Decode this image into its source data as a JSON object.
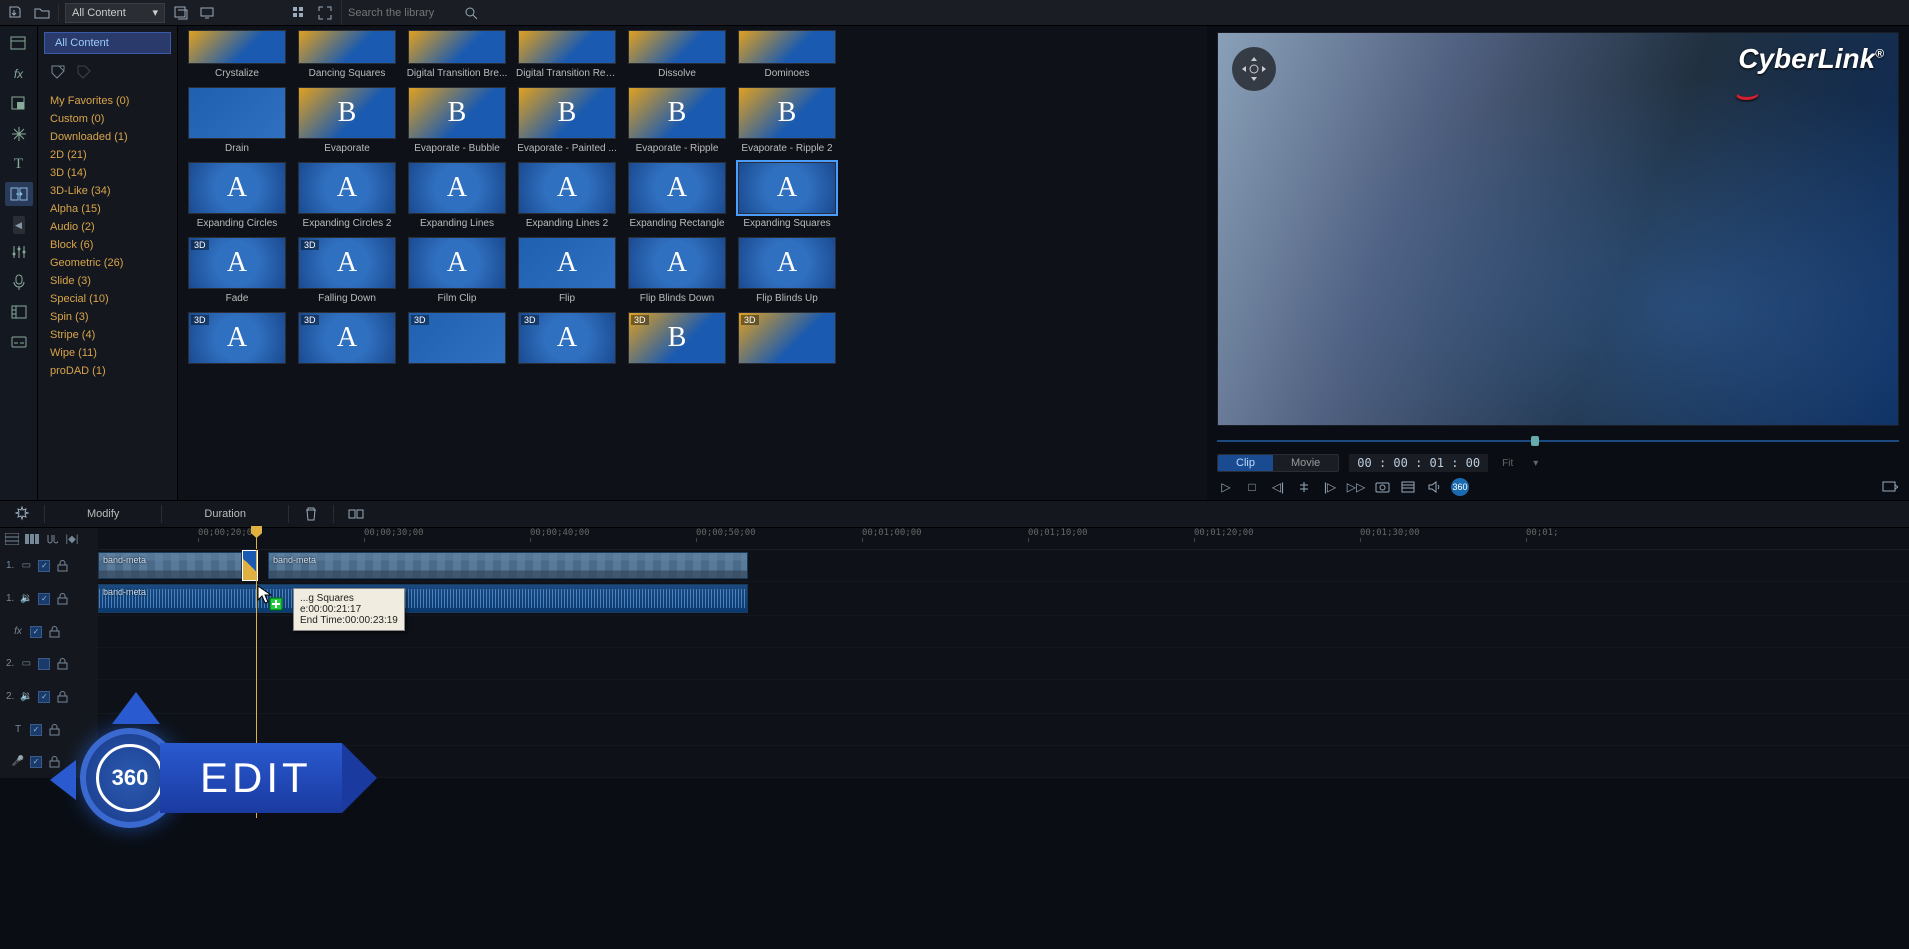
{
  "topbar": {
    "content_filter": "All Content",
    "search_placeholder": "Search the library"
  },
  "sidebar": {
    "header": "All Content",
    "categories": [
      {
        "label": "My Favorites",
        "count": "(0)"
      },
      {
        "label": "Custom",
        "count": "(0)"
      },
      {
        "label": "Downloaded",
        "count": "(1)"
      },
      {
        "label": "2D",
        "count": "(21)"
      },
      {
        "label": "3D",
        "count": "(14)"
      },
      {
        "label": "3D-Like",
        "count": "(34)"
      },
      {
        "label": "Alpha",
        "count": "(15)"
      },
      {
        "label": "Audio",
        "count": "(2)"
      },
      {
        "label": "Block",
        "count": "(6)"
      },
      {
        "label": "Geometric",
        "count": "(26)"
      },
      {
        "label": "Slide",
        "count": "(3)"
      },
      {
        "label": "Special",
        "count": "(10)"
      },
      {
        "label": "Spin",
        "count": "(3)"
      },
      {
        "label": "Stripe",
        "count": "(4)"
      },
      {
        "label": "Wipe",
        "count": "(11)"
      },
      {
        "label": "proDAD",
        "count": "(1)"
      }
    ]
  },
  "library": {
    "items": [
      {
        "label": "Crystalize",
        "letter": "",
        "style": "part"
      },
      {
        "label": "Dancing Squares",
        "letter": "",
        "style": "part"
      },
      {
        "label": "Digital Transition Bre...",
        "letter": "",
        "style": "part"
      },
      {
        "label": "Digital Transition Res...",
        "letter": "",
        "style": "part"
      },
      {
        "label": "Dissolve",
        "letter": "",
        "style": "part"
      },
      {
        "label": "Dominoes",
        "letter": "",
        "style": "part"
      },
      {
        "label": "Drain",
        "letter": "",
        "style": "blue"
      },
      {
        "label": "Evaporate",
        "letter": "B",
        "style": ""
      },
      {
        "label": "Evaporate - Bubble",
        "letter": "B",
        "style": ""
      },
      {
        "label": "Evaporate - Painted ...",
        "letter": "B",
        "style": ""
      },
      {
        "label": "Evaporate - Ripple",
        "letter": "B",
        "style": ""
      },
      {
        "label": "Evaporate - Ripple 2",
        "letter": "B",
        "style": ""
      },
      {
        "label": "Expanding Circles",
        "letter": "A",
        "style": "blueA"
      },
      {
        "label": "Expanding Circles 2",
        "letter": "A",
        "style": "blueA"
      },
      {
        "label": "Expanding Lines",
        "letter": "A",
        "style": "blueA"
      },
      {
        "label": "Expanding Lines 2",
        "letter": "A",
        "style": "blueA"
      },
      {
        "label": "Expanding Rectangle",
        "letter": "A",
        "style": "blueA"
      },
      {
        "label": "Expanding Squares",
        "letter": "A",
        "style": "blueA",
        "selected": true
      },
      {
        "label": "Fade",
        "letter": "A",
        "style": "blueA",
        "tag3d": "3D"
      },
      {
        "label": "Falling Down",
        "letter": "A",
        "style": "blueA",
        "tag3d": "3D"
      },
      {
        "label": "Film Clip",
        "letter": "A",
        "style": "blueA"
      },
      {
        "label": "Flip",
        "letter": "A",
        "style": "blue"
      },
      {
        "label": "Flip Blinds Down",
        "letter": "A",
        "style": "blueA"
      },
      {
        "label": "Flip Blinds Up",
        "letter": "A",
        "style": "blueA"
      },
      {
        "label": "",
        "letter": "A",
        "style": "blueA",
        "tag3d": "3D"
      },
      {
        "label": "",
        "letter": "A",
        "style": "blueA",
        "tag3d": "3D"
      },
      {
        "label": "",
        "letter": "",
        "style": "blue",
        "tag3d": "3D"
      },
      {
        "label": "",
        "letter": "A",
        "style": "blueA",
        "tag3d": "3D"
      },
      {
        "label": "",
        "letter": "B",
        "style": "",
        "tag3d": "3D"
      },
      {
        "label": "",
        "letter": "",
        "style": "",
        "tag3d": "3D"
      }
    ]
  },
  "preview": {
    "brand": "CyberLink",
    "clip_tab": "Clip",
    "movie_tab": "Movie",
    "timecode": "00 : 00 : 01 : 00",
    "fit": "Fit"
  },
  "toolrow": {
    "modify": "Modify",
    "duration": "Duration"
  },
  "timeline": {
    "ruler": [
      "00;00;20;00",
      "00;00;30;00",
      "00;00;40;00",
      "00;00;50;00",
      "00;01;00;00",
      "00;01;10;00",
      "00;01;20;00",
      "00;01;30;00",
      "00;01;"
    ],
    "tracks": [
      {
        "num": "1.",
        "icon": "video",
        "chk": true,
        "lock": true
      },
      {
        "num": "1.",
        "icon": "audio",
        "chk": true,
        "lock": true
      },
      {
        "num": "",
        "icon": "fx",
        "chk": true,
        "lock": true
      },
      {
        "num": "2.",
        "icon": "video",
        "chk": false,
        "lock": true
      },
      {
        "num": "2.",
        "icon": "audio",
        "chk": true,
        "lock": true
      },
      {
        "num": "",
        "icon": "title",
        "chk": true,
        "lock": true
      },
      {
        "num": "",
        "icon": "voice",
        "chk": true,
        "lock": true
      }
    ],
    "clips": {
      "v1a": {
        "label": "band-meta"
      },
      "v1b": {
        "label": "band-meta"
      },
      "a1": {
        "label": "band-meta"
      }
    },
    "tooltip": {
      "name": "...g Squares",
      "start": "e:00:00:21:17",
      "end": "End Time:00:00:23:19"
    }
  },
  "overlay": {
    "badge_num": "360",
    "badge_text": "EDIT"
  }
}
...
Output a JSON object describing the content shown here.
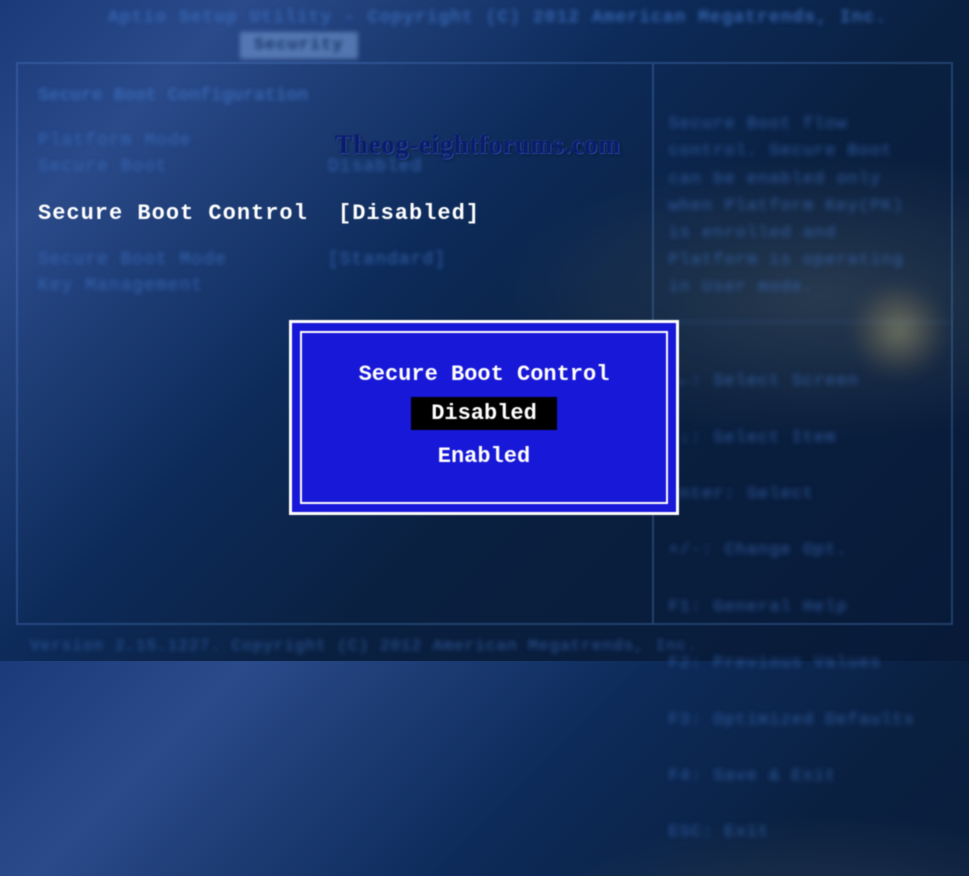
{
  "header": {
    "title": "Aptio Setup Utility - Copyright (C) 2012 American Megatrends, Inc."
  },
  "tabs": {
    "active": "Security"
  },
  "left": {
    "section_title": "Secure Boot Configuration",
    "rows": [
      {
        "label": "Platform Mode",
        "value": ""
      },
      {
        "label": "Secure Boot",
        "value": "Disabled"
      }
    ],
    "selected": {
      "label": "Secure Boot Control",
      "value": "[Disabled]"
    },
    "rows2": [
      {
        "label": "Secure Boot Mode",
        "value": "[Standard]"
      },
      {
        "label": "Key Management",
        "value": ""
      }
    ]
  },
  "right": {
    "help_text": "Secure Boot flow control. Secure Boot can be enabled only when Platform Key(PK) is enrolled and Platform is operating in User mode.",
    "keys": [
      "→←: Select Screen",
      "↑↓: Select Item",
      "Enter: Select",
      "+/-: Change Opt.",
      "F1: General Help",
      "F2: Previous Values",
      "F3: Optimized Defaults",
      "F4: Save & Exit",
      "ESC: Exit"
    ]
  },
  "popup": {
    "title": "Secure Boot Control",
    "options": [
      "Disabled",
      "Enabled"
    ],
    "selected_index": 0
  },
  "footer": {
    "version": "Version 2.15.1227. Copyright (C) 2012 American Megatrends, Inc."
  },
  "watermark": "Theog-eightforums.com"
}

## STATED TASK
Copy each line above containing the string "Lines".

## CORRECT RESULT
        "label": "Expanding Lines",
        "label": "Expanding Lines 2",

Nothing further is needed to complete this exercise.